Saved data entries
***

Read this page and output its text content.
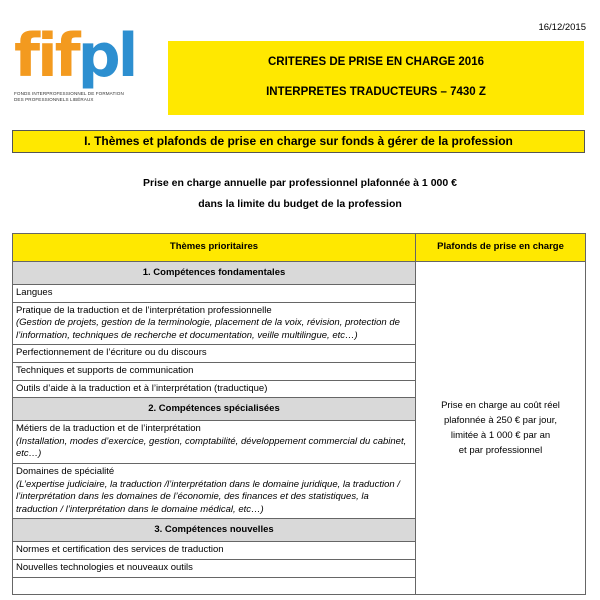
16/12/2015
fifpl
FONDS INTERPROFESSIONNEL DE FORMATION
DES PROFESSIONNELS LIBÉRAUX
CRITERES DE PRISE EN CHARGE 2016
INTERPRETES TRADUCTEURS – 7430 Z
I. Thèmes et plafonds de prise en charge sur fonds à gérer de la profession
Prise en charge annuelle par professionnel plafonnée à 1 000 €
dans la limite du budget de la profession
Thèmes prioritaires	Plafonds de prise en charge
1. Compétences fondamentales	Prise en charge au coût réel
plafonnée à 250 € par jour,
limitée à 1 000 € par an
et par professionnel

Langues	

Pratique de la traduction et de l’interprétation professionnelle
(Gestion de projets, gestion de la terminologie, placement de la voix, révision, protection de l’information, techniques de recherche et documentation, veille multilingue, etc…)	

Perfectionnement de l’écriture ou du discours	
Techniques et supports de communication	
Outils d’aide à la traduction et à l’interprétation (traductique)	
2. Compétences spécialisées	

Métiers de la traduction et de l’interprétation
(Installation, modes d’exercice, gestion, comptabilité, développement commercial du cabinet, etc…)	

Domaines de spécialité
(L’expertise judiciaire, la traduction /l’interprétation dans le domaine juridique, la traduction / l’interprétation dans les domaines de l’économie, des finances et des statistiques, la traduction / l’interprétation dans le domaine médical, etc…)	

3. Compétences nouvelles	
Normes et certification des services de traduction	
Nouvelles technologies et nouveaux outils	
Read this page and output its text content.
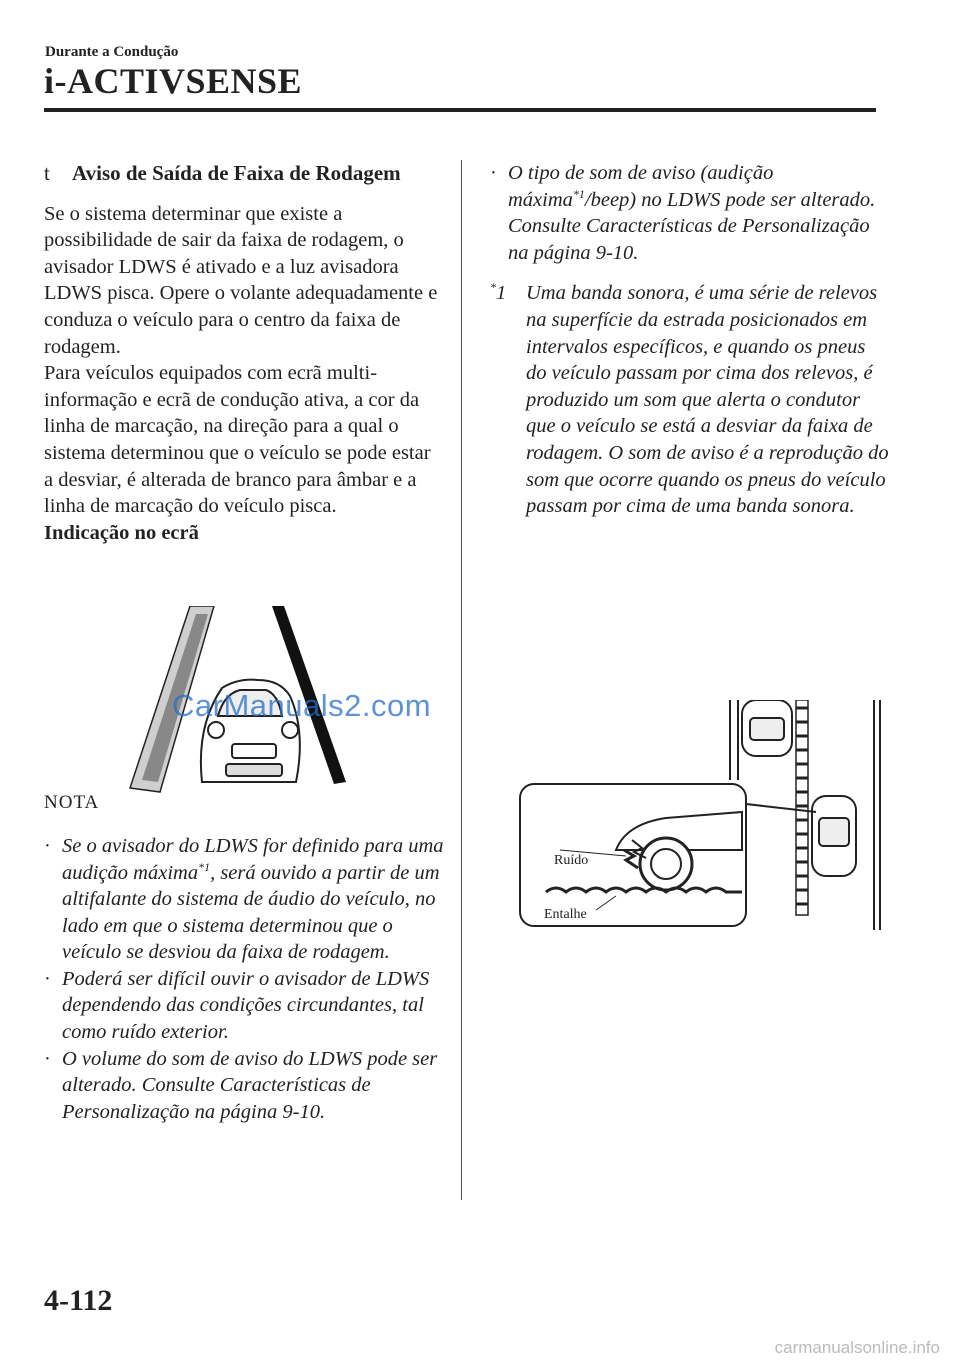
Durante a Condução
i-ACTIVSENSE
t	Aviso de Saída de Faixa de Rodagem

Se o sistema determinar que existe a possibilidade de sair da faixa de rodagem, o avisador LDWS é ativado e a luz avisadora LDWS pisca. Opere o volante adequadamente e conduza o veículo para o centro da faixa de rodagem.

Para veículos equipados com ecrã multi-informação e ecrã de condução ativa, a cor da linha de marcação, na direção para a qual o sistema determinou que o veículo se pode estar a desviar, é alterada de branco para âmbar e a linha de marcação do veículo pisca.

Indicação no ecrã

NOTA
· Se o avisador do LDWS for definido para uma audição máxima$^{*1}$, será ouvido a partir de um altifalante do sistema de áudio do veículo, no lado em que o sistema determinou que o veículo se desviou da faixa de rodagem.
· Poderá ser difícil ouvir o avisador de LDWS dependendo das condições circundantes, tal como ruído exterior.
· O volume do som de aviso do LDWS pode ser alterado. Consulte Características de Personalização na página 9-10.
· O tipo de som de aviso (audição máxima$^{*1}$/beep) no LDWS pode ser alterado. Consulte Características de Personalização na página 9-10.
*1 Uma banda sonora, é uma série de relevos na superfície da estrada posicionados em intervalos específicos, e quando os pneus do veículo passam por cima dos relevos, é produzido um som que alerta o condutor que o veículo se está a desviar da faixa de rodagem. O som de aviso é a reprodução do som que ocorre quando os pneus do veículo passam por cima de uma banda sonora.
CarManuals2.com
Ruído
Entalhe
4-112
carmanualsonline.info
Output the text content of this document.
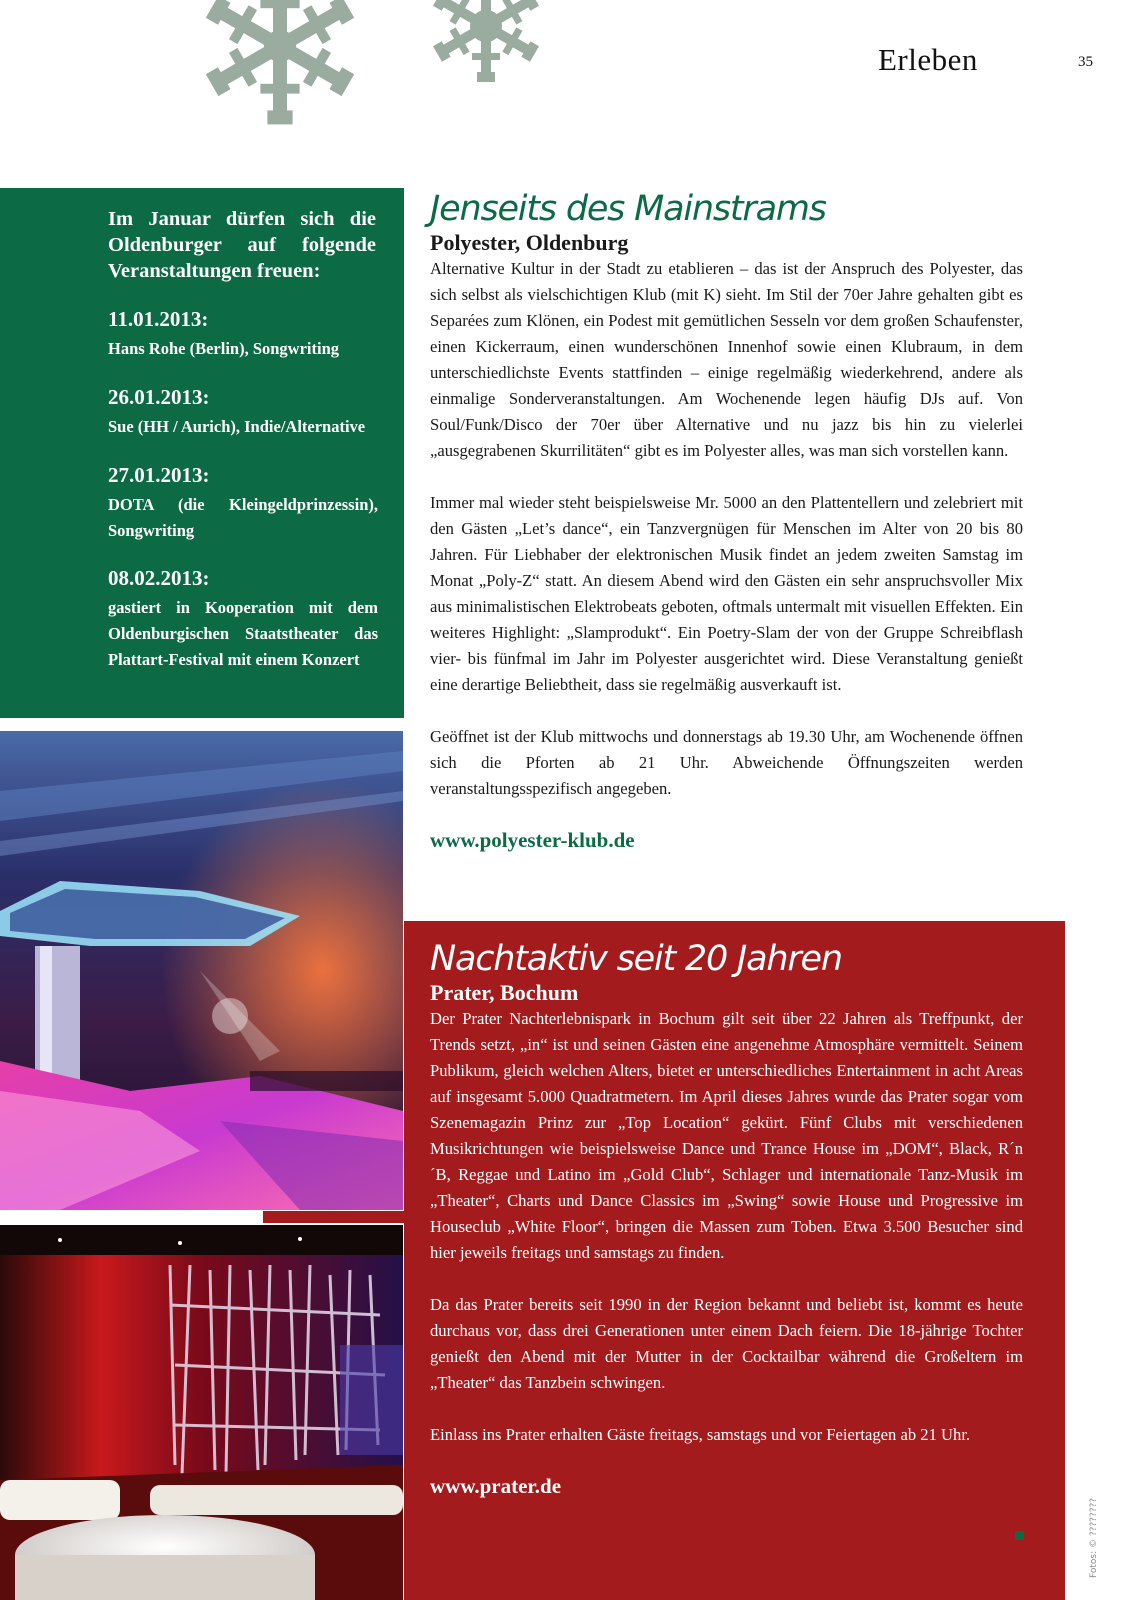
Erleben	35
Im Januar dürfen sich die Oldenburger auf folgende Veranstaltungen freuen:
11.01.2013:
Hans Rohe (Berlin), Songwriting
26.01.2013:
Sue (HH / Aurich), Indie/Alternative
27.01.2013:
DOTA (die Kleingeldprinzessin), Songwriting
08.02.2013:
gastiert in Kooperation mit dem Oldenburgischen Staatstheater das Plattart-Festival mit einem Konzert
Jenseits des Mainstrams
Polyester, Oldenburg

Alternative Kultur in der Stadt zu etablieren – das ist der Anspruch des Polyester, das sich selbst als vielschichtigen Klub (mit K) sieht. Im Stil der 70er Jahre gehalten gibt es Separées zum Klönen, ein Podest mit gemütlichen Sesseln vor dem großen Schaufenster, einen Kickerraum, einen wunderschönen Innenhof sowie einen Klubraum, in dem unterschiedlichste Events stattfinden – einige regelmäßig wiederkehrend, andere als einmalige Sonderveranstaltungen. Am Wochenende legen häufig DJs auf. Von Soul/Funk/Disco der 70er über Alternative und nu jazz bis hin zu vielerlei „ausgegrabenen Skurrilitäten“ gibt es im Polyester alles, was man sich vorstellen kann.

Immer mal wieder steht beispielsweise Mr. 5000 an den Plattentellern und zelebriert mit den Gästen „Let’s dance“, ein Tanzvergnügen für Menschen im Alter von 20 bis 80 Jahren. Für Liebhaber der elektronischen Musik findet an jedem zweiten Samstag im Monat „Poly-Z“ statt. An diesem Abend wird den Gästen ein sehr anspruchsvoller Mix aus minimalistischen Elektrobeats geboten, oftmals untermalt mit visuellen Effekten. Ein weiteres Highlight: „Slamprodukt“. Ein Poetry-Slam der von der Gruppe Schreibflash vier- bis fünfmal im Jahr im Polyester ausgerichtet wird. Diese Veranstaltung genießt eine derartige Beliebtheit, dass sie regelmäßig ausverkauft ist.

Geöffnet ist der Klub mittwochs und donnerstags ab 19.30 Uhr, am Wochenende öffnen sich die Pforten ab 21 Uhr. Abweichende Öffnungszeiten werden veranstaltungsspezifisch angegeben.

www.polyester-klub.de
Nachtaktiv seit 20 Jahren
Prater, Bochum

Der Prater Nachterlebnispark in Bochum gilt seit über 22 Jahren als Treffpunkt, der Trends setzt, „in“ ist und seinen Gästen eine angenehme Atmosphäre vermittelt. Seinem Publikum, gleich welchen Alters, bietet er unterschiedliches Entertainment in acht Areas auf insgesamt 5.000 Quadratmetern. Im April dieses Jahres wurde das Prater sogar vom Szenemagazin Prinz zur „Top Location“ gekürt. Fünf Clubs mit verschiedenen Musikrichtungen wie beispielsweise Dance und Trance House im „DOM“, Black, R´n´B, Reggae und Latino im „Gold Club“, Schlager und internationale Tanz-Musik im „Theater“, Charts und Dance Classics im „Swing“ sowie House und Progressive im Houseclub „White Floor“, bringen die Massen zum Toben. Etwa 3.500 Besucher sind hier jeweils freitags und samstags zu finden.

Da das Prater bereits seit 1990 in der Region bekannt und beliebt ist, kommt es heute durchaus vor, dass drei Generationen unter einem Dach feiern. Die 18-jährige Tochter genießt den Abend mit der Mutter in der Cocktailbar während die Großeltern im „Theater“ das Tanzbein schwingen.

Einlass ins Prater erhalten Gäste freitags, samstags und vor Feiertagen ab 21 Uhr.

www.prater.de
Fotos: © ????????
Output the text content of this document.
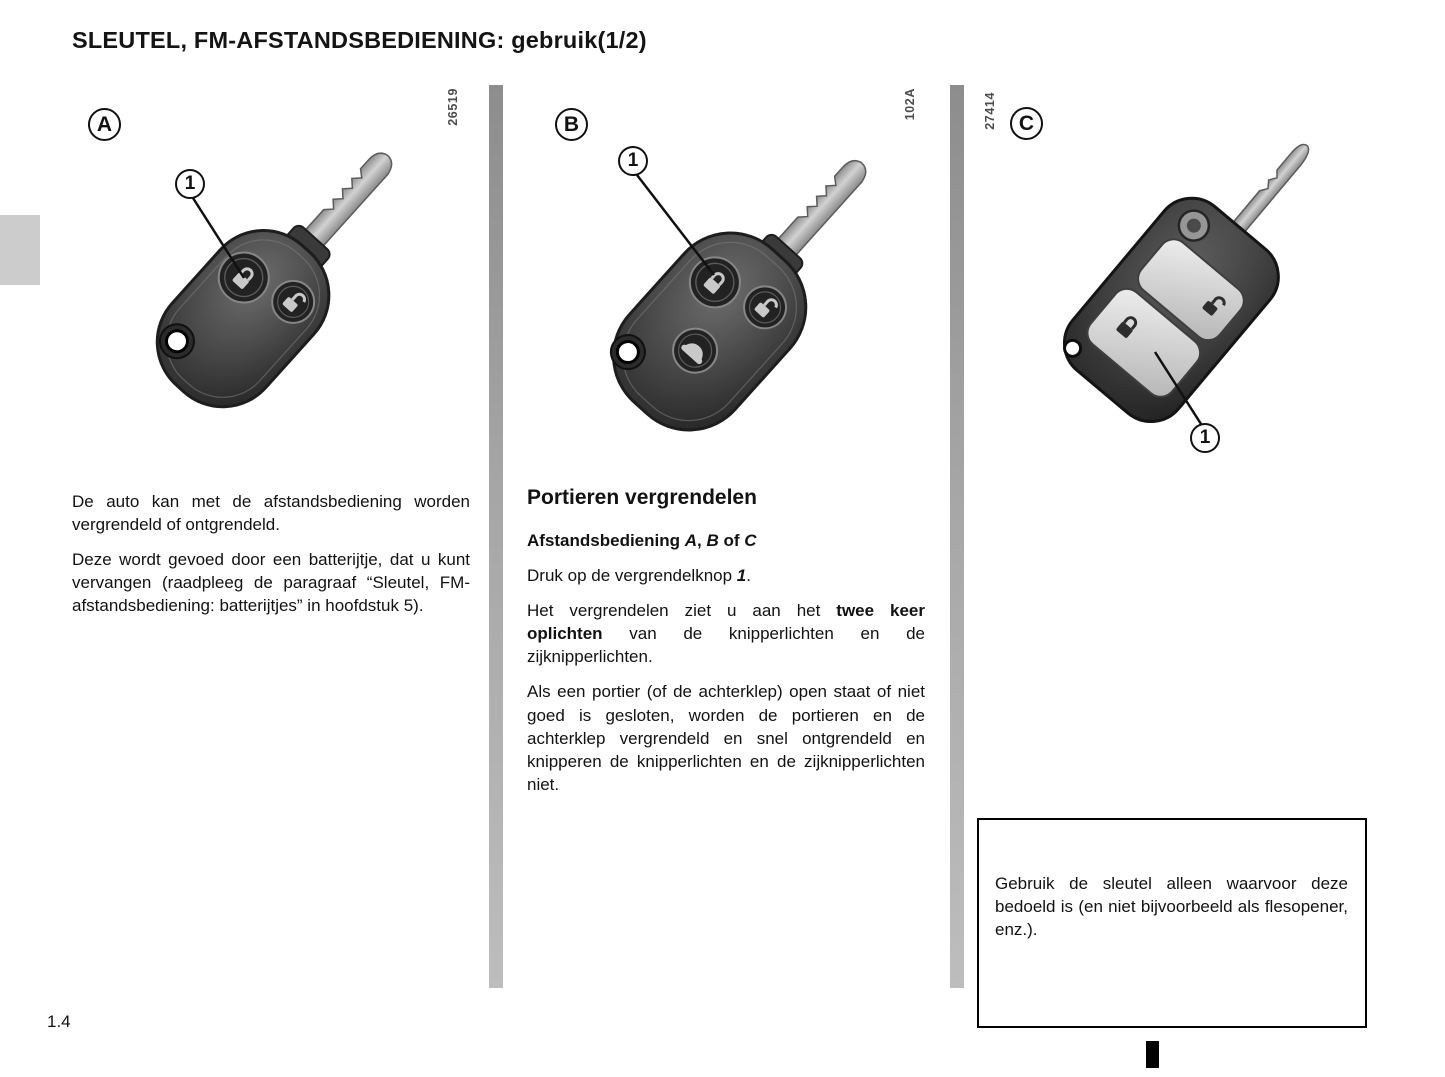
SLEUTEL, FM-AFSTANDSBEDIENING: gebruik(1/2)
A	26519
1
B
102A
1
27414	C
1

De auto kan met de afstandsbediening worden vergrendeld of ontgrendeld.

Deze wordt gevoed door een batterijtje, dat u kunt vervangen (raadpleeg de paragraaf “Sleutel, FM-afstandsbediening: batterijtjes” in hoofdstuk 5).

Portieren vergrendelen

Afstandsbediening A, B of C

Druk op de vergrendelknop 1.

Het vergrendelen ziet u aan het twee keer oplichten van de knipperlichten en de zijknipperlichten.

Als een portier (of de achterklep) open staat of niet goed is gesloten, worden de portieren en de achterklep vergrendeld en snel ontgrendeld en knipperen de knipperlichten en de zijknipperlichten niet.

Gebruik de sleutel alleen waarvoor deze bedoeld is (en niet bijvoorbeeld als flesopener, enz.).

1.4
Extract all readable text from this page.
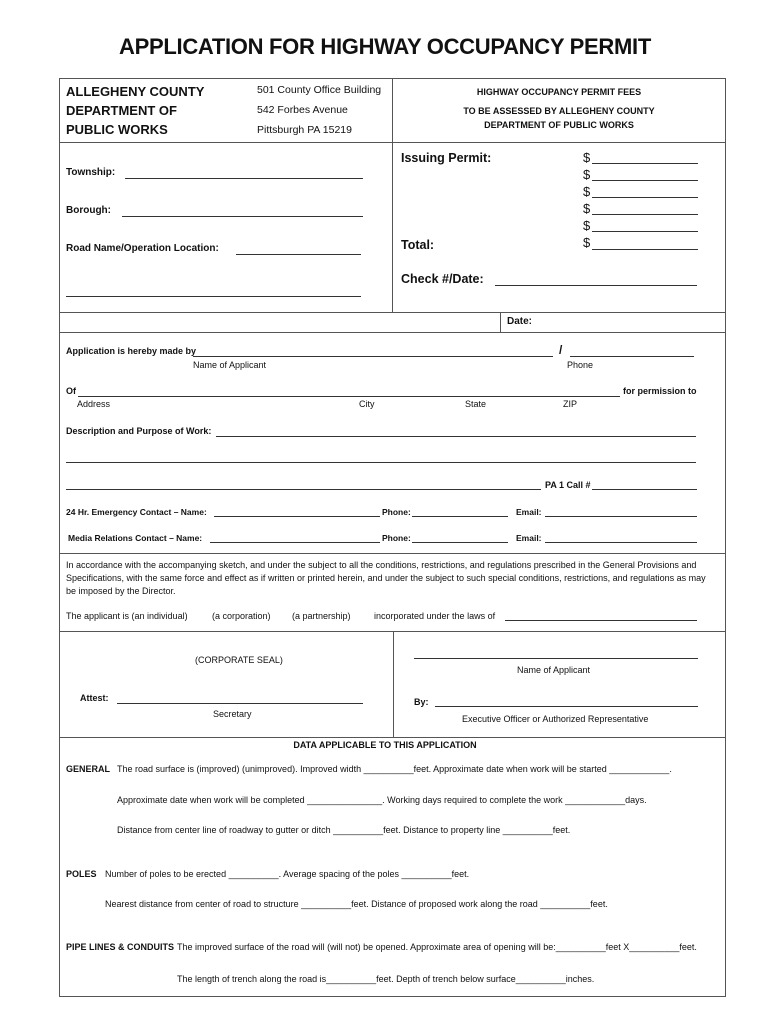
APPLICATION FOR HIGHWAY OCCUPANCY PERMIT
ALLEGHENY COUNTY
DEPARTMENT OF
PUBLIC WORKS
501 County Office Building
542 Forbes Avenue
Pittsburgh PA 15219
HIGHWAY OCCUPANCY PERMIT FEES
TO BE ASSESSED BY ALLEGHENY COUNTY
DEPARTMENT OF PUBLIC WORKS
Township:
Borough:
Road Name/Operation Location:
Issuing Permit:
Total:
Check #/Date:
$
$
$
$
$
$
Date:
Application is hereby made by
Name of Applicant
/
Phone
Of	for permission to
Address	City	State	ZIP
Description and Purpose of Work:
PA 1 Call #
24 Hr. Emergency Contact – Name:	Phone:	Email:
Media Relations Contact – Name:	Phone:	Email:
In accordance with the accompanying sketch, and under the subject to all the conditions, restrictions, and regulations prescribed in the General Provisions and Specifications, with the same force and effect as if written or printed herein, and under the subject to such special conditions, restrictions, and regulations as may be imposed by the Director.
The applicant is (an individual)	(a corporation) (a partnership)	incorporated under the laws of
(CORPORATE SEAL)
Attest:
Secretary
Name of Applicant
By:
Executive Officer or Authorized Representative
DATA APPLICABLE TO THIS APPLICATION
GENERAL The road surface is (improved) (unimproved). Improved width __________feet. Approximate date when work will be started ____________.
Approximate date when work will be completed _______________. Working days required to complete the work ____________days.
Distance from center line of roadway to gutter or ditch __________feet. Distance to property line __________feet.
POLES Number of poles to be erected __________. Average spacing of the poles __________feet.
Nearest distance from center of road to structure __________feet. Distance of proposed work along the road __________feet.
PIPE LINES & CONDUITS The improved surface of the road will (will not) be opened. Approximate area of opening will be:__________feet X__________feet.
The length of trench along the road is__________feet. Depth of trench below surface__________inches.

***

> _Directive_
From the entries above, extract every line where the word "WORKS" appears.

> _Written response_
PUBLIC WORKS
DEPARTMENT OF PUBLIC WORKS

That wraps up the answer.